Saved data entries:
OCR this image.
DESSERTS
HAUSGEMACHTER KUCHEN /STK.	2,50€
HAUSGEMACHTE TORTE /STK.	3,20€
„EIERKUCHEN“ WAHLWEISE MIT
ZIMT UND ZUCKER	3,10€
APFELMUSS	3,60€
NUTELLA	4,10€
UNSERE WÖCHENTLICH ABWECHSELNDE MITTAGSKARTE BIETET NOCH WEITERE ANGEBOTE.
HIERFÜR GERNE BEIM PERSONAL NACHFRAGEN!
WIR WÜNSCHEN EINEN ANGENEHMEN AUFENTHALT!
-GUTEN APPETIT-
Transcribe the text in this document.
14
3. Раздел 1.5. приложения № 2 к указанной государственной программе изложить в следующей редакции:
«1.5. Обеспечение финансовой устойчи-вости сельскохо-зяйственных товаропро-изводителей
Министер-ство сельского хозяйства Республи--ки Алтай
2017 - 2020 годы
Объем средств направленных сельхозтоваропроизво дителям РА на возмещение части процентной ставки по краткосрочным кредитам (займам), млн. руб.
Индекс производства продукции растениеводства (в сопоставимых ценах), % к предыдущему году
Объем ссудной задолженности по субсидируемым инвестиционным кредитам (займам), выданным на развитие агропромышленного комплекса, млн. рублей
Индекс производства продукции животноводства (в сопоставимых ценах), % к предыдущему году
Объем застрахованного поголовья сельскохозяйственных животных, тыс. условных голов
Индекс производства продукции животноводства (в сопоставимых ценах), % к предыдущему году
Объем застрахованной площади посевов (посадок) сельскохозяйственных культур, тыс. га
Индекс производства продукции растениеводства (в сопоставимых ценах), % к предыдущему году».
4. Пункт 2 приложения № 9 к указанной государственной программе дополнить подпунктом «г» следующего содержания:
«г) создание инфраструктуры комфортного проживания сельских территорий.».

▶ _TASK STATEMENT_
Write out the data exactly as it stands.

▶ _CORRECT RESULT_
OCR this image.
DESSERTS
HAUSGEMACHTER KUCHEN /STK.	2,50€
HAUSGEMACHTE TORTE /STK.	3,20€
„EIERKUCHEN“ WAHLWEISE MIT
ZIMT UND ZUCKER	3,10€
APFELMUSS	3,60€
NUTELLA	4,10€
UNSERE WÖCHENTLICH ABWECHSELNDE MITTAGSKARTE BIETET NOCH WEITERE ANGEBOTE.
HIERFÜR GERNE BEIM PERSONAL NACHFRAGEN!
WIR WÜNSCHEN EINEN ANGENEHMEN AUFENTHALT!
-GUTEN APPETIT-
Transcribe the text in this document.
14
3. Раздел 1.5. приложения № 2 к указанной государственной программе изложить в следующей редакции:
«1.5. Обеспечение финансовой устойчи-вости сельскохо-зяйственных товаропро-изводителей
Министер-ство сельского хозяйства Республи--ки Алтай
2017 - 2020 годы
Объем средств направленных сельхозтоваропроизво дителям РА на возмещение части процентной ставки по краткосрочным кредитам (займам), млн. руб.
Индекс производства продукции растениеводства (в сопоставимых ценах), % к предыдущему году
Объем ссудной задолженности по субсидируемым инвестиционным кредитам (займам), выданным на развитие агропромышленного комплекса, млн. рублей
Индекс производства продукции животноводства (в сопоставимых ценах), % к предыдущему году
Объем застрахованного поголовья сельскохозяйственных животных, тыс. условных голов
Индекс производства продукции животноводства (в сопоставимых ценах), % к предыдущему году
Объем застрахованной площади посевов (посадок) сельскохозяйственных культур, тыс. га
Индекс производства продукции растениеводства (в сопоставимых ценах), % к предыдущему году».
4. Пункт 2 приложения № 9 к указанной государственной программе дополнить подпунктом «г» следующего содержания:
«г) создание инфраструктуры комфортного проживания сельских территорий.».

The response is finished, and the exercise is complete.